═════ Excerpted data ═════
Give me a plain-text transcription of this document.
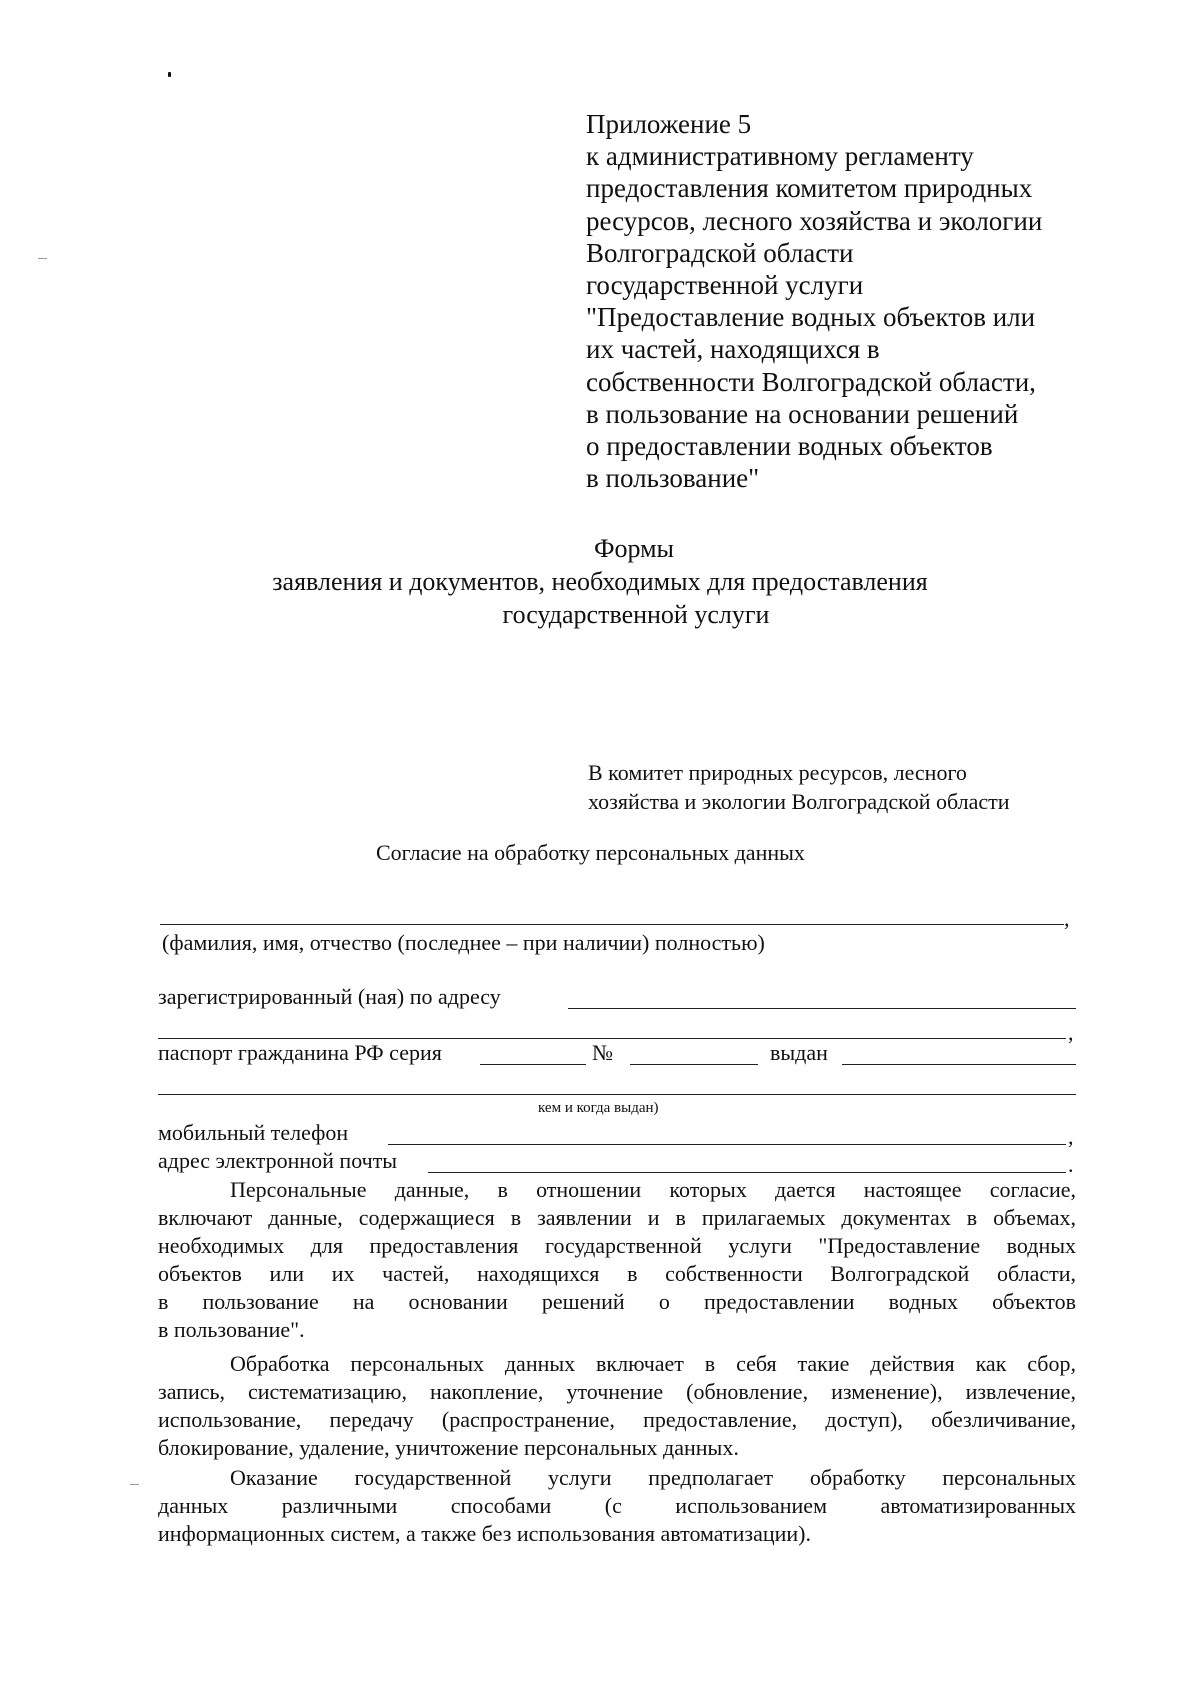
Приложение 5
к административному регламенту
предоставления комитетом природных
ресурсов, лесного хозяйства и экологии
Волгоградской области
государственной услуги
"Предоставление водных объектов или
их частей, находящихся в
собственности Волгоградской области,
в пользование на основании решений
о предоставлении водных объектов
в пользование"
Формы
заявления и документов, необходимых для предоставления
государственной услуги
В комитет природных ресурсов, лесного
хозяйства и экологии Волгоградской области
Согласие на обработку персональных данных
,
(фамилия, имя, отчество (последнее – при наличии) полностью)
зарегистрированный (ная) по адресу
,
паспорт гражданина РФ серия	№	выдан
кем и когда выдан)
мобильный телефон	,
адрес электронной почты	.
Персональные данные, в отношении которых дается настоящее согласие,
включают данные, содержащиеся в заявлении и в прилагаемых документах в объемах,
необходимых для предоставления государственной услуги "Предоставление водных
объектов или их частей, находящихся в собственности Волгоградской области,
в пользование на основании решений о предоставлении водных объектов
в пользование".
Обработка персональных данных включает в себя такие действия как сбор,
запись, систематизацию, накопление, уточнение (обновление, изменение), извлечение,
использование, передачу (распространение, предоставление, доступ), обезличивание,
блокирование, удаление, уничтожение персональных данных.
Оказание государственной услуги предполагает обработку персональных
данных различными способами (с использованием автоматизированных
информационных систем, а также без использования автоматизации).
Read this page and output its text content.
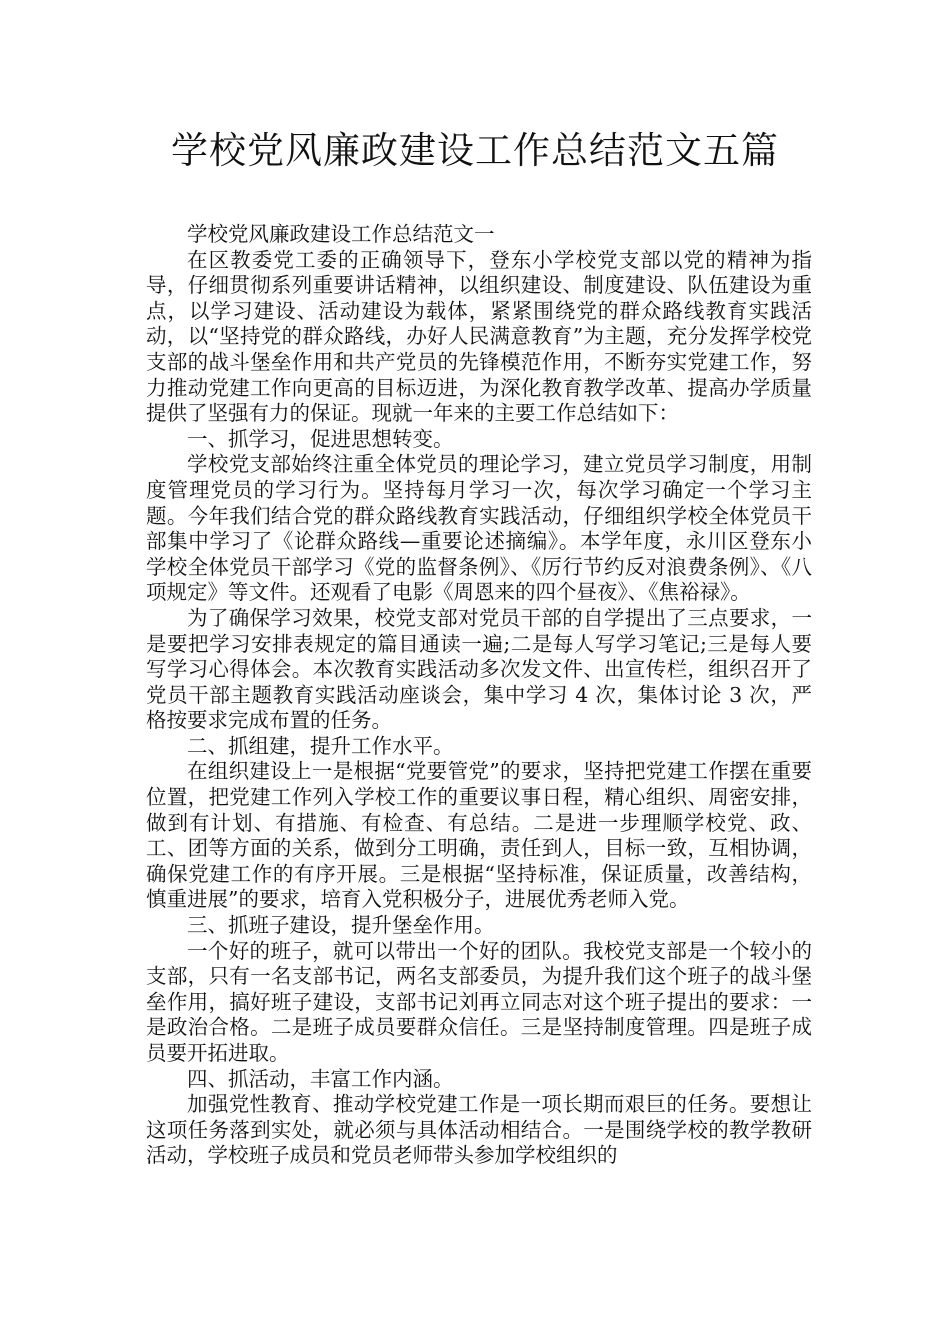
学校党风廉政建设工作总结范文五篇

学校党风廉政建设工作总结范文一

在区教委党工委的正确领导下，登东小学校党支部以党的精神为指导，仔细贯彻系列重要讲话精神，以组织建设、制度建设、队伍建设为重点，以学习建设、活动建设为载体，紧紧围绕党的群众路线教育实践活动，以“坚持党的群众路线，办好人民满意教育”为主题，充分发挥学校党支部的战斗堡垒作用和共产党员的先锋模范作用，不断夯实党建工作，努力推动党建工作向更高的目标迈进，为深化教育教学改革、提高办学质量提供了坚强有力的保证。现就一年来的主要工作总结如下：

一、抓学习，促进思想转变。

学校党支部始终注重全体党员的理论学习，建立党员学习制度，用制度管理党员的学习行为。坚持每月学习一次，每次学习确定一个学习主题。今年我们结合党的群众路线教育实践活动，仔细组织学校全体党员干部集中学习了《论群众路线—重要论述摘编》。本学年度，永川区登东小学校全体党员干部学习《党的监督条例》、《厉行节约反对浪费条例》、《八项规定》等文件。还观看了电影《周恩来的四个昼夜》、《焦裕禄》。

为了确保学习效果，校党支部对党员干部的自学提出了三点要求，一是要把学习安排表规定的篇目通读一遍;二是每人写学习笔记;三是每人要写学习心得体会。本次教育实践活动多次发文件、出宣传栏，组织召开了党员干部主题教育实践活动座谈会，集中学习 4 次，集体讨论 3 次，严格按要求完成布置的任务。

二、抓组建，提升工作水平。

在组织建设上一是根据“党要管党”的要求，坚持把党建工作摆在重要位置，把党建工作列入学校工作的重要议事日程，精心组织、周密安排，做到有计划、有措施、有检查、有总结。二是进一步理顺学校党、政、工、团等方面的关系，做到分工明确，责任到人，目标一致，互相协调，确保党建工作的有序开展。三是根据“坚持标准，保证质量，改善结构，慎重进展”的要求，培育入党积极分子，进展优秀老师入党。

三、抓班子建设，提升堡垒作用。

一个好的班子，就可以带出一个好的团队。我校党支部是一个较小的支部，只有一名支部书记，两名支部委员，为提升我们这个班子的战斗堡垒作用，搞好班子建设，支部书记刘再立同志对这个班子提出的要求：一是政治合格。二是班子成员要群众信任。三是坚持制度管理。四是班子成员要开拓进取。

四、抓活动，丰富工作内涵。

加强党性教育、推动学校党建工作是一项长期而艰巨的任务。要想让这项任务落到实处，就必须与具体活动相结合。一是围绕学校的教学教研活动，学校班子成员和党员老师带头参加学校组织的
═════
* _To be done_: Extract every line containing the string "данных" from the data above.

* _Complete output_:
Согласие на обработку персональных данных
Обработка персональных данных включает в себя такие действия как сбор,
блокирование, удаление, уничтожение персональных данных.
данных различными способами (с использованием автоматизированных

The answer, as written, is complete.